### Data to process:
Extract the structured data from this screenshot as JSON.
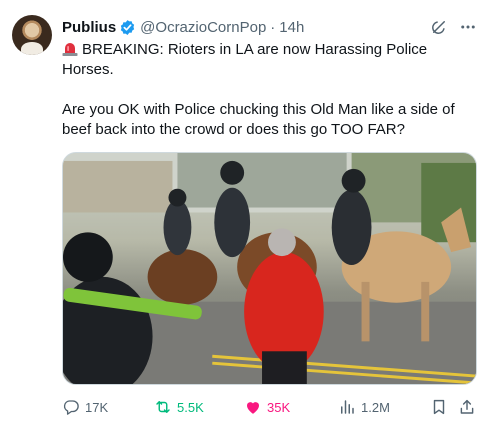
{
  "author": {
    "name": "Publius",
    "handle": "@OcrazioCornPop",
    "separator": "·",
    "time": "14h"
  },
  "tweet": {
    "line1": "BREAKING: Rioters in LA are now Harassing Police Horses.",
    "line2": "Are you OK with Police chucking this Old Man like a side of beef back into the crowd or does this go TOO FAR?"
  },
  "stats": {
    "replies": "17K",
    "reposts": "5.5K",
    "likes": "35K",
    "views": "1.2M"
  },
  "icons": {
    "verified": "verified-badge-icon",
    "grok": "grok-icon",
    "more": "more-icon",
    "siren": "siren-icon",
    "reply": "reply-icon",
    "repost": "repost-icon",
    "like": "heart-icon",
    "views": "views-chart-icon",
    "bookmark": "bookmark-icon",
    "share": "share-icon"
  },
  "colors": {
    "verified_blue": "#1d9bf0",
    "text": "#0f1419",
    "muted": "#536471",
    "repost_green": "#00ba7c",
    "like_pink": "#f91880"
  }
}
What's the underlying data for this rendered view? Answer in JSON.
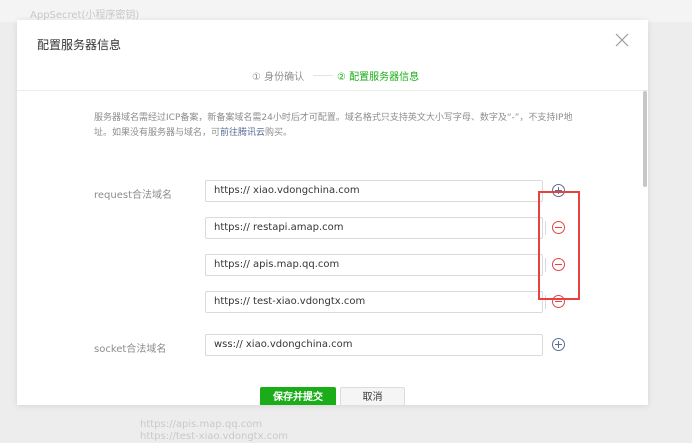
{
  "background": {
    "title": "AppSecret(小程序密钥)",
    "lines": [
      "https://apis.map.qq.com",
      "https://test-xiao.vdongtx.com"
    ]
  },
  "dialog": {
    "title": "配置服务器信息",
    "close_icon": "close-icon",
    "steps": [
      {
        "label": "① 身份确认",
        "active": false
      },
      {
        "label": "② 配置服务器信息",
        "active": true
      }
    ],
    "notice_part1": "服务器域名需经过ICP备案，新备案域名需24小时后才可配置。域名格式只支持英文大小写字母、数字及“-”，不支持IP地址。如果没有服务器与域名，可",
    "notice_link": "前往腾讯云",
    "notice_part2": "购买。",
    "request": {
      "label": "request合法域名",
      "domains": [
        "https:// xiao.vdongchina.com",
        "https:// restapi.amap.com",
        "https:// apis.map.qq.com",
        "https:// test-xiao.vdongtx.com"
      ]
    },
    "socket": {
      "label": "socket合法域名",
      "domains": [
        "wss:// xiao.vdongchina.com"
      ]
    },
    "submit_label": "保存并提交",
    "cancel_label": "取消"
  },
  "colors": {
    "accent": "#1aad19",
    "danger": "#e64340",
    "link": "#576b95"
  }
}
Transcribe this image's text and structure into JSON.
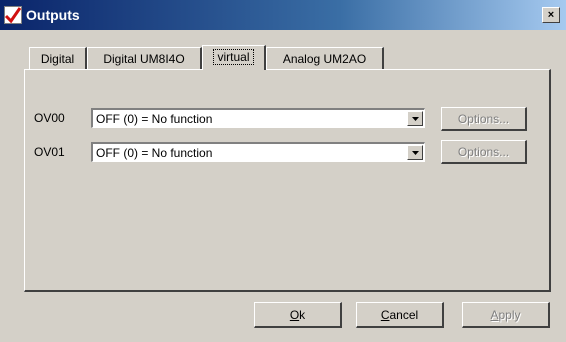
{
  "window": {
    "title": "Outputs",
    "close_symbol": "×"
  },
  "tabs": [
    {
      "label": "Digital",
      "active": false
    },
    {
      "label": "Digital UM8I4O",
      "active": false
    },
    {
      "label": "virtual",
      "active": true
    },
    {
      "label": "Analog UM2AO",
      "active": false
    }
  ],
  "rows": [
    {
      "label": "OV00",
      "value": "OFF (0) = No function",
      "options_label": "Options..."
    },
    {
      "label": "OV01",
      "value": "OFF (0) = No function",
      "options_label": "Options..."
    }
  ],
  "buttons": {
    "ok": {
      "mnemonic": "O",
      "rest": "k"
    },
    "cancel": {
      "mnemonic": "C",
      "rest": "ancel"
    },
    "apply": {
      "mnemonic": "A",
      "rest": "pply"
    }
  },
  "colors": {
    "titlebar_start": "#0a246a",
    "titlebar_end": "#a6caf0",
    "face": "#d4d0c8",
    "disabled_text": "#808080"
  },
  "icons": {
    "app": "red-check-icon",
    "close": "close-icon",
    "dropdown": "chevron-down-icon"
  }
}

### Request:
Point out every line holding the string "apis" and copy it.

### Complete output:
      "https://apis.map.qq.com",
        "https:// apis.map.qq.com",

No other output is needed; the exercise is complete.